*EXERCISE DETAILS*: The pictures stay out. Please retype every line below exactly.

*SOURCE RECORDS*:
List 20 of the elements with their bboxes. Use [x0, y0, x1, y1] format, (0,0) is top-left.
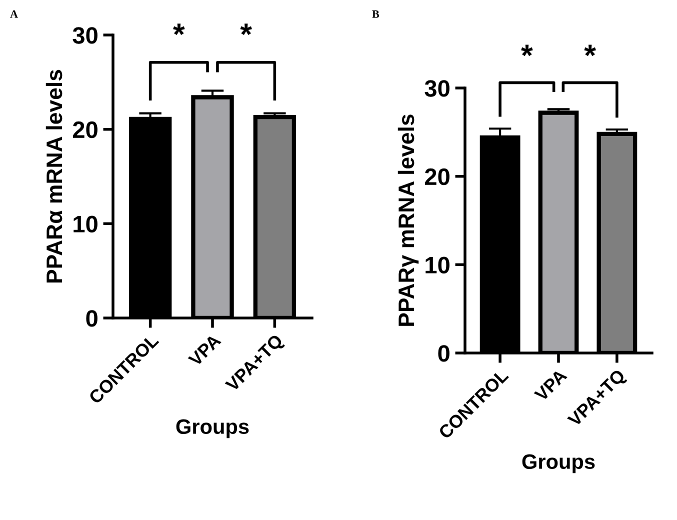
y-tick-label: 30 — [72, 27, 98, 44]
text: * — [521, 44, 533, 56]
y-tick-label: 0 — [86, 310, 98, 327]
y-tick-label: 30 — [424, 80, 450, 97]
y-tick-label: 10 — [426, 256, 450, 274]
y-tick-label: 20 — [72, 121, 98, 138]
y-axis-title: PPARγ mRNA levels — [398, 114, 419, 326]
y-axis-title: PPARα mRNA levels — [46, 70, 62, 282]
text: * — [584, 44, 596, 56]
x-axis-title: Groups — [522, 454, 595, 474]
y-tick-label: 10 — [74, 216, 98, 232]
annotation: * — [240, 24, 252, 36]
y-tick-label: 20 — [424, 168, 450, 186]
annotation: * — [173, 24, 185, 36]
x-axis-title: Groups — [176, 419, 249, 438]
text: B — [372, 10, 380, 18]
text: A — [10, 10, 18, 18]
x-tick-label: VPA — [534, 368, 568, 402]
y-tick-label: 0 — [438, 345, 450, 362]
x-tick-label: VPA — [188, 333, 222, 368]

*RESULT FOR THIS TASK*:
List 20 of the elements with their bboxes. Use [x0, y0, x1, y1] format, (0,0) is top-left.
y-tick-label: 30 — [72, 27, 98, 44]
text: * — [521, 44, 533, 56]
y-tick-label: 0 — [86, 310, 98, 327]
y-tick-label: 30 — [424, 80, 450, 97]
y-tick-label: 10 — [426, 256, 450, 274]
y-tick-label: 20 — [72, 121, 98, 138]
y-axis-title: PPARγ mRNA levels — [398, 114, 419, 326]
y-axis-title: PPARα mRNA levels — [46, 70, 62, 282]
text: * — [584, 44, 596, 56]
x-axis-title: Groups — [522, 454, 595, 474]
y-tick-label: 10 — [74, 216, 98, 232]
annotation: * — [240, 24, 252, 36]
y-tick-label: 20 — [424, 168, 450, 186]
annotation: * — [173, 24, 185, 36]
x-axis-title: Groups — [176, 419, 249, 438]
text: B — [372, 10, 380, 18]
text: A — [10, 10, 18, 18]
x-tick-label: VPA — [534, 368, 568, 402]
y-tick-label: 0 — [438, 345, 450, 362]
x-tick-label: VPA — [188, 333, 222, 368]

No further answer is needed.